→ ACTIVITY
Write out every line below that contains "Stavanger".

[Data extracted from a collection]
════
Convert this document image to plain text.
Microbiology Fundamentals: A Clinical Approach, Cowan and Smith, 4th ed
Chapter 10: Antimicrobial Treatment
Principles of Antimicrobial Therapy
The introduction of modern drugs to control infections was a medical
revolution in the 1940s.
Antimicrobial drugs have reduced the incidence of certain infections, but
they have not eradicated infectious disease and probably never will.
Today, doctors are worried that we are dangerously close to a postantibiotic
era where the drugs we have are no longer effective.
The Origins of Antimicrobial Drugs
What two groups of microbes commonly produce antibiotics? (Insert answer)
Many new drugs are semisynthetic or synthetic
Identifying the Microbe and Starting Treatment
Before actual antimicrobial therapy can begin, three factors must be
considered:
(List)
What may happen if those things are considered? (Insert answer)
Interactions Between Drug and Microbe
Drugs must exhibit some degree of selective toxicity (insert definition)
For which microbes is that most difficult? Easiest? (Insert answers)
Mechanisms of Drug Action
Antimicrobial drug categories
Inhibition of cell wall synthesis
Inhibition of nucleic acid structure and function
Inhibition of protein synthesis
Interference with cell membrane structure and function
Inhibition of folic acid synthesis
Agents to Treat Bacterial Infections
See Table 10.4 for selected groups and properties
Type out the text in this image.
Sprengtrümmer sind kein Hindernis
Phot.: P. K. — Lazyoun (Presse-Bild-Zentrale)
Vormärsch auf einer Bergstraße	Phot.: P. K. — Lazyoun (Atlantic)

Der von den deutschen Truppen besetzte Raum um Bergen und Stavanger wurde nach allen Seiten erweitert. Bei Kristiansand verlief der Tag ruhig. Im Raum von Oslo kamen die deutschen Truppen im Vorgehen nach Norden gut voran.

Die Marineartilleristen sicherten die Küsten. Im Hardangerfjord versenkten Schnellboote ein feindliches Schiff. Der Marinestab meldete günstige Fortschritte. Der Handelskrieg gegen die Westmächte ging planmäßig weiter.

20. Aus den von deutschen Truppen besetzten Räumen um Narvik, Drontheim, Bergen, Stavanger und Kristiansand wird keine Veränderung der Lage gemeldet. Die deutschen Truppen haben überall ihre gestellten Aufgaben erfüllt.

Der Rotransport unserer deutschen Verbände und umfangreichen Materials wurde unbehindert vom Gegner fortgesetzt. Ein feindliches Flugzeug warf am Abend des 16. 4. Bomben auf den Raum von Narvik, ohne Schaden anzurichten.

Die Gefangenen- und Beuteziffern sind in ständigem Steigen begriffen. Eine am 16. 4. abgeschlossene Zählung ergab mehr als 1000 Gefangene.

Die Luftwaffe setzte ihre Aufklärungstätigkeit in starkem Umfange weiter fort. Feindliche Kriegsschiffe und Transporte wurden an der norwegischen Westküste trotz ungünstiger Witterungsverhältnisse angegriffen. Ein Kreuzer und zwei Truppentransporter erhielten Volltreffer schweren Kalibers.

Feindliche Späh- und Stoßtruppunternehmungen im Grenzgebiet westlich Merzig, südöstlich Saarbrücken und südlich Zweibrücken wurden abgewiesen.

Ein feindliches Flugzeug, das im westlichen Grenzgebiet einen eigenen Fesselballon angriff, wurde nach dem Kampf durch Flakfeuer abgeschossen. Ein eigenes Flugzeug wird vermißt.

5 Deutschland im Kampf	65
════
→ FINAL ANSWER
Der von den deutschen Truppen besetzte Raum um Bergen und Stavanger wurde nach allen Seiten erweitert. Bei Kristiansand verlief der Tag ruhig. Im Raum von Oslo kamen die deutschen Truppen im Vorgehen nach Norden gut voran.
20. Aus den von deutschen Truppen besetzten Räumen um Narvik, Drontheim, Bergen, Stavanger und Kristiansand wird keine Veränderung der Lage gemeldet. Die deutschen Truppen haben überall ihre gestellten Aufgaben erfüllt.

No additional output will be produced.